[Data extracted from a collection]
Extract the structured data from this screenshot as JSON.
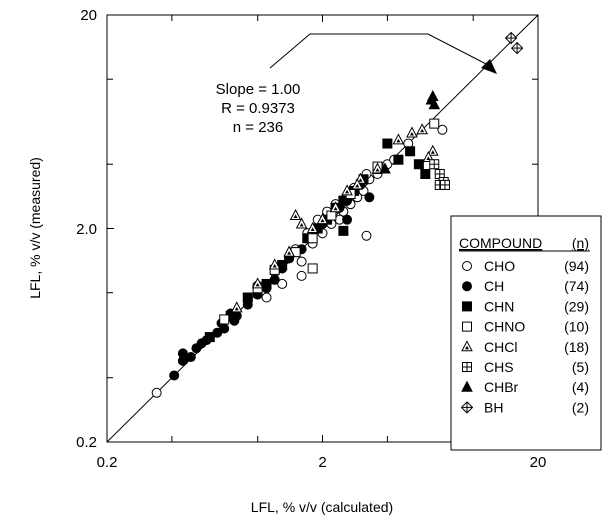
{
  "chart_data": {
    "type": "scatter",
    "xlabel": "LFL, % v/v (calculated)",
    "ylabel": "LFL, % v/v (measured)",
    "xscale": "log",
    "yscale": "log",
    "xlim": [
      0.2,
      20
    ],
    "ylim": [
      0.2,
      20
    ],
    "x_tick_labels": [
      "0.2",
      "2",
      "20"
    ],
    "y_tick_labels": [
      "0.2",
      "2.0",
      "20"
    ],
    "fit_line": {
      "slope": 1.0,
      "points": [
        [
          0.2,
          0.2
        ],
        [
          20,
          20
        ]
      ]
    },
    "annotation": {
      "lines": [
        "Slope = 1.00",
        "R = 0.9373",
        "n = 236"
      ]
    },
    "legend": {
      "position": "right",
      "header": {
        "compound": "COMPOUND",
        "n": "(n)"
      }
    },
    "series": [
      {
        "name": "CHO",
        "count": "(94)",
        "marker": "circle-open",
        "points": [
          [
            0.34,
            0.34
          ],
          [
            1.1,
            0.95
          ],
          [
            1.3,
            1.1
          ],
          [
            1.6,
            1.4
          ],
          [
            1.8,
            1.7
          ],
          [
            2.0,
            1.9
          ],
          [
            2.2,
            2.1
          ],
          [
            2.4,
            2.2
          ],
          [
            2.5,
            2.4
          ],
          [
            2.7,
            2.6
          ],
          [
            2.9,
            2.8
          ],
          [
            3.1,
            3.0
          ],
          [
            3.3,
            3.4
          ],
          [
            3.6,
            3.6
          ],
          [
            4.0,
            4.0
          ],
          [
            4.3,
            4.2
          ],
          [
            5.0,
            5.0
          ],
          [
            7.2,
            5.8
          ],
          [
            3.2,
            1.85
          ],
          [
            1.6,
            1.2
          ],
          [
            0.9,
            0.92
          ],
          [
            1.0,
            1.08
          ],
          [
            1.25,
            1.3
          ],
          [
            1.5,
            1.6
          ],
          [
            1.7,
            1.9
          ],
          [
            1.9,
            2.2
          ],
          [
            2.1,
            2.4
          ],
          [
            2.3,
            2.6
          ],
          [
            2.6,
            2.8
          ],
          [
            2.8,
            3.1
          ],
          [
            3.0,
            3.3
          ],
          [
            3.2,
            3.6
          ],
          [
            1.2,
            1.25
          ],
          [
            1.4,
            1.45
          ]
        ]
      },
      {
        "name": "CH",
        "count": "(74)",
        "marker": "circle-filled",
        "points": [
          [
            0.41,
            0.41
          ],
          [
            0.45,
            0.52
          ],
          [
            0.49,
            0.5
          ],
          [
            0.52,
            0.55
          ],
          [
            0.55,
            0.58
          ],
          [
            0.6,
            0.62
          ],
          [
            0.65,
            0.65
          ],
          [
            0.7,
            0.68
          ],
          [
            0.75,
            0.8
          ],
          [
            0.8,
            0.78
          ],
          [
            0.9,
            0.88
          ],
          [
            1.0,
            0.98
          ],
          [
            1.1,
            1.05
          ],
          [
            1.2,
            1.15
          ],
          [
            1.3,
            1.3
          ],
          [
            1.4,
            1.45
          ],
          [
            1.6,
            1.6
          ],
          [
            1.8,
            1.8
          ],
          [
            2.0,
            2.1
          ],
          [
            2.2,
            2.3
          ],
          [
            2.4,
            2.5
          ],
          [
            2.6,
            2.7
          ],
          [
            2.8,
            3.0
          ],
          [
            3.0,
            3.2
          ],
          [
            3.3,
            2.8
          ],
          [
            2.6,
            2.2
          ],
          [
            0.45,
            0.48
          ],
          [
            0.58,
            0.6
          ],
          [
            0.68,
            0.72
          ],
          [
            0.78,
            0.74
          ]
        ]
      },
      {
        "name": "CHN",
        "count": "(29)",
        "marker": "square-filled",
        "points": [
          [
            0.6,
            0.62
          ],
          [
            0.75,
            0.78
          ],
          [
            0.9,
            0.95
          ],
          [
            1.1,
            1.1
          ],
          [
            1.3,
            1.35
          ],
          [
            1.5,
            1.55
          ],
          [
            1.7,
            1.8
          ],
          [
            1.9,
            2.0
          ],
          [
            2.1,
            2.2
          ],
          [
            2.3,
            2.5
          ],
          [
            2.5,
            1.95
          ],
          [
            2.5,
            2.7
          ],
          [
            2.8,
            3.0
          ],
          [
            3.1,
            3.4
          ],
          [
            4.0,
            5.0
          ],
          [
            5.1,
            4.6
          ],
          [
            5.6,
            4.0
          ],
          [
            6.0,
            3.6
          ],
          [
            3.6,
            3.8
          ],
          [
            4.5,
            4.2
          ]
        ]
      },
      {
        "name": "CHNO",
        "count": "(10)",
        "marker": "square-open",
        "points": [
          [
            0.7,
            0.75
          ],
          [
            1.0,
            1.05
          ],
          [
            1.2,
            1.28
          ],
          [
            1.5,
            1.55
          ],
          [
            1.8,
            1.8
          ],
          [
            1.8,
            1.3
          ],
          [
            2.2,
            2.3
          ],
          [
            2.7,
            2.9
          ],
          [
            3.6,
            3.9
          ],
          [
            6.6,
            6.2
          ]
        ]
      },
      {
        "name": "CHCl",
        "count": "(18)",
        "marker": "triangle-open",
        "points": [
          [
            0.8,
            0.85
          ],
          [
            1.0,
            1.1
          ],
          [
            1.2,
            1.35
          ],
          [
            1.4,
            1.55
          ],
          [
            1.5,
            2.3
          ],
          [
            1.6,
            2.1
          ],
          [
            1.8,
            2.0
          ],
          [
            2.0,
            2.2
          ],
          [
            2.3,
            2.5
          ],
          [
            2.6,
            3.0
          ],
          [
            3.0,
            3.4
          ],
          [
            3.6,
            3.8
          ],
          [
            4.5,
            5.2
          ],
          [
            5.2,
            5.6
          ],
          [
            5.8,
            5.8
          ],
          [
            6.5,
            4.6
          ],
          [
            6.2,
            4.3
          ],
          [
            2.9,
            3.2
          ]
        ]
      },
      {
        "name": "CHS",
        "count": "(5)",
        "marker": "square-plus",
        "points": [
          [
            6.6,
            4.0
          ],
          [
            7.0,
            3.6
          ],
          [
            7.3,
            3.3
          ],
          [
            7.0,
            3.2
          ],
          [
            7.4,
            3.2
          ]
        ]
      },
      {
        "name": "CHBr",
        "count": "(4)",
        "marker": "triangle-filled",
        "points": [
          [
            3.9,
            3.8
          ],
          [
            6.4,
            8.0
          ],
          [
            6.6,
            7.6
          ],
          [
            6.5,
            8.3
          ]
        ]
      },
      {
        "name": "BH",
        "count": "(2)",
        "marker": "diamond-hatched",
        "points": [
          [
            15.0,
            15.6
          ],
          [
            16.0,
            14.0
          ]
        ]
      }
    ]
  }
}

*What to do*
Look through the material and copy each line that has "open".

*Response to this task*
        "marker": "circle-open",
        "marker": "square-open",
        "marker": "triangle-open",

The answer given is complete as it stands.